TASK TO COMPLETE
Your task is to give the listing below back word for word, pictures excluded.

EXERCISE DATA
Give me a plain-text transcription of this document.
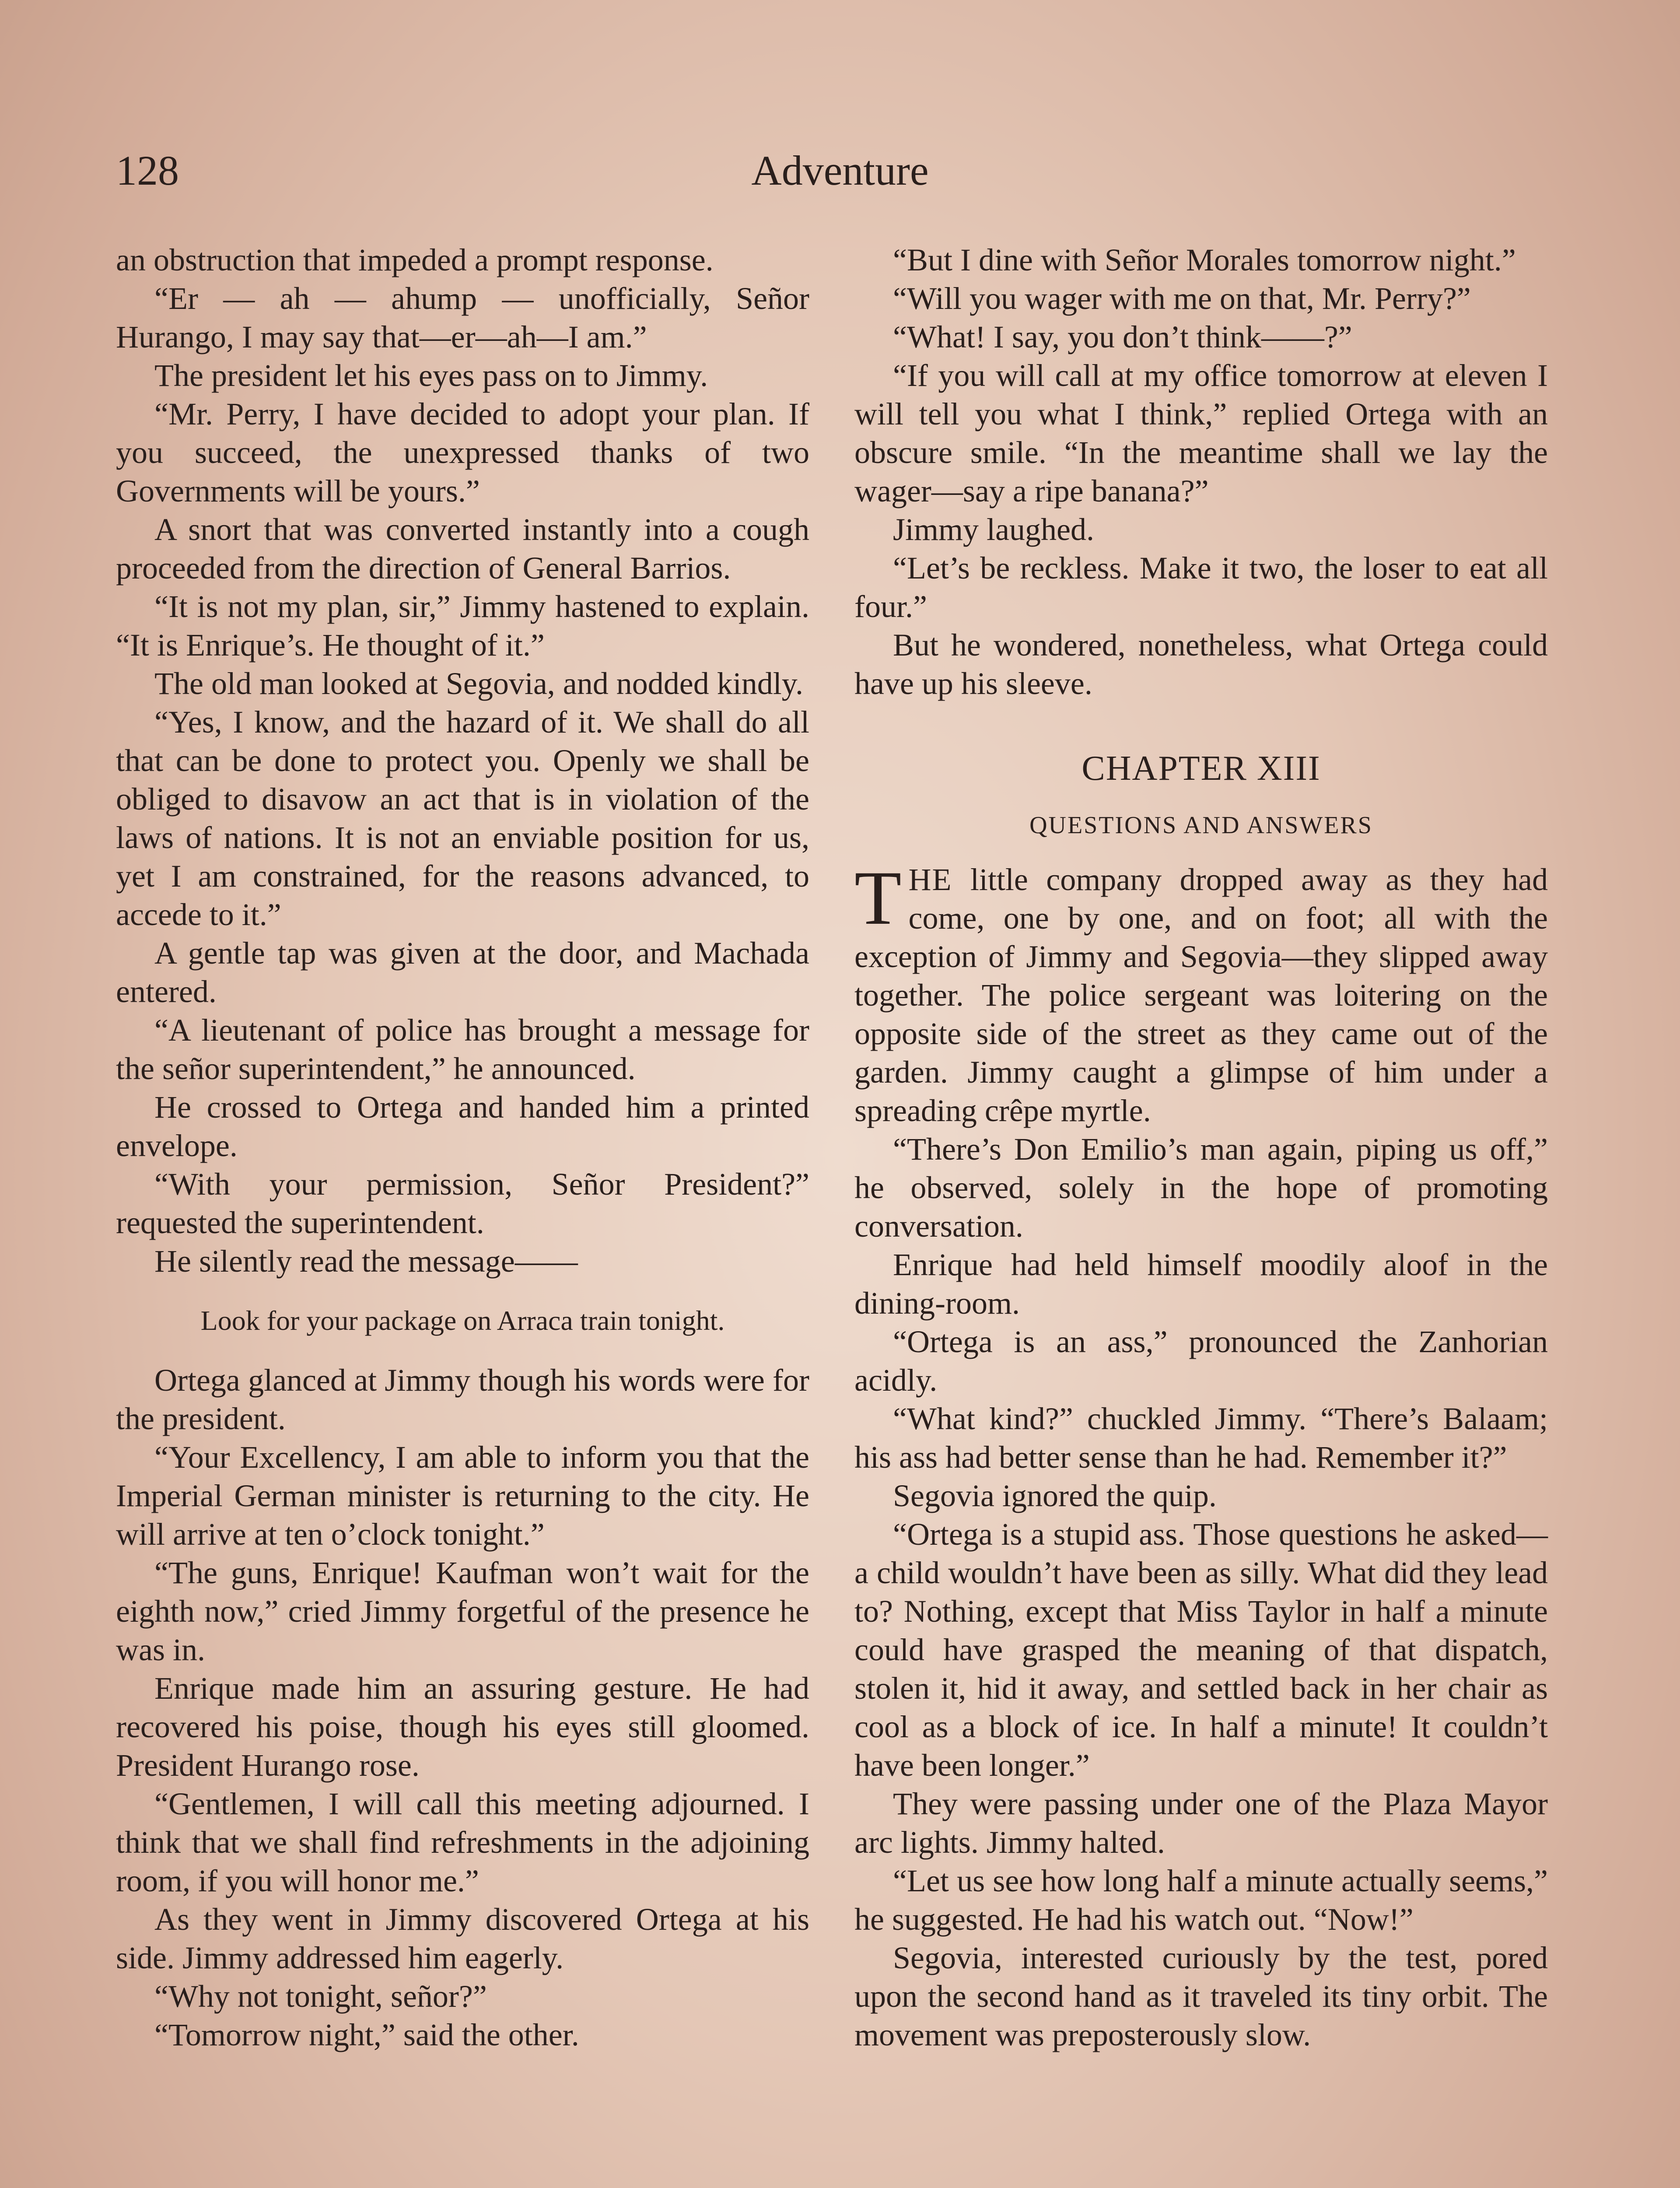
128	Adventure

an obstruction that impeded a prompt response.

“Er — ah — ahump — unofficially, Señor Hurango, I may say that—er—ah—I am.”

The president let his eyes pass on to Jimmy.

“Mr. Perry, I have decided to adopt your plan. If you succeed, the unexpressed thanks of two Governments will be yours.”

A snort that was converted instantly into a cough proceeded from the direction of General Barrios.

“It is not my plan, sir,” Jimmy hastened to explain. “It is Enrique’s. He thought of it.”

The old man looked at Segovia, and nodded kindly.

“Yes, I know, and the hazard of it. We shall do all that can be done to protect you. Openly we shall be obliged to disavow an act that is in violation of the laws of nations. It is not an enviable position for us, yet I am constrained, for the reasons advanced, to accede to it.”

A gentle tap was given at the door, and Machada entered.

“A lieutenant of police has brought a message for the señor superintendent,” he announced.

He crossed to Ortega and handed him a printed envelope.

“With your permission, Señor President?” requested the superintendent.

He silently read the message——

Look for your package on Arraca train tonight.

Ortega glanced at Jimmy though his words were for the president.

“Your Excellency, I am able to inform you that the Imperial German minister is returning to the city. He will arrive at ten o’clock tonight.”

“The guns, Enrique! Kaufman won’t wait for the eighth now,” cried Jimmy forgetful of the presence he was in.

Enrique made him an assuring gesture. He had recovered his poise, though his eyes still gloomed. President Hurango rose.

“Gentlemen, I will call this meeting adjourned. I think that we shall find refreshments in the adjoining room, if you will honor me.”

As they went in Jimmy discovered Ortega at his side. Jimmy addressed him eagerly.

“Why not tonight, señor?”

“Tomorrow night,” said the other.

“But I dine with Señor Morales tomorrow night.”

“Will you wager with me on that, Mr. Perry?”

“What! I say, you don’t think——?”

“If you will call at my office tomorrow at eleven I will tell you what I think,” replied Ortega with an obscure smile. “In the meantime shall we lay the wager—say a ripe banana?”

Jimmy laughed.

“Let’s be reckless. Make it two, the loser to eat all four.”

But he wondered, nonetheless, what Ortega could have up his sleeve.

CHAPTER XIII
QUESTIONS AND ANSWERS

THE little company dropped away as they had come, one by one, and on foot; all with the exception of Jimmy and Segovia—they slipped away together. The police sergeant was loitering on the opposite side of the street as they came out of the garden. Jimmy caught a glimpse of him under a spreading crêpe myrtle.

“There’s Don Emilio’s man again, piping us off,” he observed, solely in the hope of promoting conversation.

Enrique had held himself moodily aloof in the dining-room.

“Ortega is an ass,” pronounced the Zanhorian acidly.

“What kind?” chuckled Jimmy. “There’s Balaam; his ass had better sense than he had. Remember it?”

Segovia ignored the quip.

“Ortega is a stupid ass. Those questions he asked—a child wouldn’t have been as silly. What did they lead to? Nothing, except that Miss Taylor in half a minute could have grasped the meaning of that dispatch, stolen it, hid it away, and settled back in her chair as cool as a block of ice. In half a minute! It couldn’t have been longer.”

They were passing under one of the Plaza Mayor arc lights. Jimmy halted.

“Let us see how long half a minute actually seems,” he suggested. He had his watch out. “Now!”

Segovia, interested curiously by the test, pored upon the second hand as it traveled its tiny orbit. The movement was preposterously slow.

IN RESPONSE
Give me a plain-text transcription of this document.
128	Adventure

an obstruction that impeded a prompt response.

“Er — ah — ahump — unofficially, Señor Hurango, I may say that—er—ah—I am.”

The president let his eyes pass on to Jimmy.

“Mr. Perry, I have decided to adopt your plan. If you succeed, the unexpressed thanks of two Governments will be yours.”

A snort that was converted instantly into a cough proceeded from the direction of General Barrios.

“It is not my plan, sir,” Jimmy hastened to explain. “It is Enrique’s. He thought of it.”

The old man looked at Segovia, and nodded kindly.

“Yes, I know, and the hazard of it. We shall do all that can be done to protect you. Openly we shall be obliged to disavow an act that is in violation of the laws of nations. It is not an enviable position for us, yet I am constrained, for the reasons advanced, to accede to it.”

A gentle tap was given at the door, and Machada entered.

“A lieutenant of police has brought a message for the señor superintendent,” he announced.

He crossed to Ortega and handed him a printed envelope.

“With your permission, Señor President?” requested the superintendent.

He silently read the message——

Look for your package on Arraca train tonight.

Ortega glanced at Jimmy though his words were for the president.

“Your Excellency, I am able to inform you that the Imperial German minister is returning to the city. He will arrive at ten o’clock tonight.”

“The guns, Enrique! Kaufman won’t wait for the eighth now,” cried Jimmy forgetful of the presence he was in.

Enrique made him an assuring gesture. He had recovered his poise, though his eyes still gloomed. President Hurango rose.

“Gentlemen, I will call this meeting adjourned. I think that we shall find refreshments in the adjoining room, if you will honor me.”

As they went in Jimmy discovered Ortega at his side. Jimmy addressed him eagerly.

“Why not tonight, señor?”

“Tomorrow night,” said the other.

“But I dine with Señor Morales tomorrow night.”

“Will you wager with me on that, Mr. Perry?”

“What! I say, you don’t think——?”

“If you will call at my office tomorrow at eleven I will tell you what I think,” replied Ortega with an obscure smile. “In the meantime shall we lay the wager—say a ripe banana?”

Jimmy laughed.

“Let’s be reckless. Make it two, the loser to eat all four.”

But he wondered, nonetheless, what Ortega could have up his sleeve.

CHAPTER XIII
QUESTIONS AND ANSWERS

THE little company dropped away as they had come, one by one, and on foot; all with the exception of Jimmy and Segovia—they slipped away together. The police sergeant was loitering on the opposite side of the street as they came out of the garden. Jimmy caught a glimpse of him under a spreading crêpe myrtle.

“There’s Don Emilio’s man again, piping us off,” he observed, solely in the hope of promoting conversation.

Enrique had held himself moodily aloof in the dining-room.

“Ortega is an ass,” pronounced the Zanhorian acidly.

“What kind?” chuckled Jimmy. “There’s Balaam; his ass had better sense than he had. Remember it?”

Segovia ignored the quip.

“Ortega is a stupid ass. Those questions he asked—a child wouldn’t have been as silly. What did they lead to? Nothing, except that Miss Taylor in half a minute could have grasped the meaning of that dispatch, stolen it, hid it away, and settled back in her chair as cool as a block of ice. In half a minute! It couldn’t have been longer.”

They were passing under one of the Plaza Mayor arc lights. Jimmy halted.

“Let us see how long half a minute actually seems,” he suggested. He had his watch out. “Now!”

Segovia, interested curiously by the test, pored upon the second hand as it traveled its tiny orbit. The movement was preposterously slow.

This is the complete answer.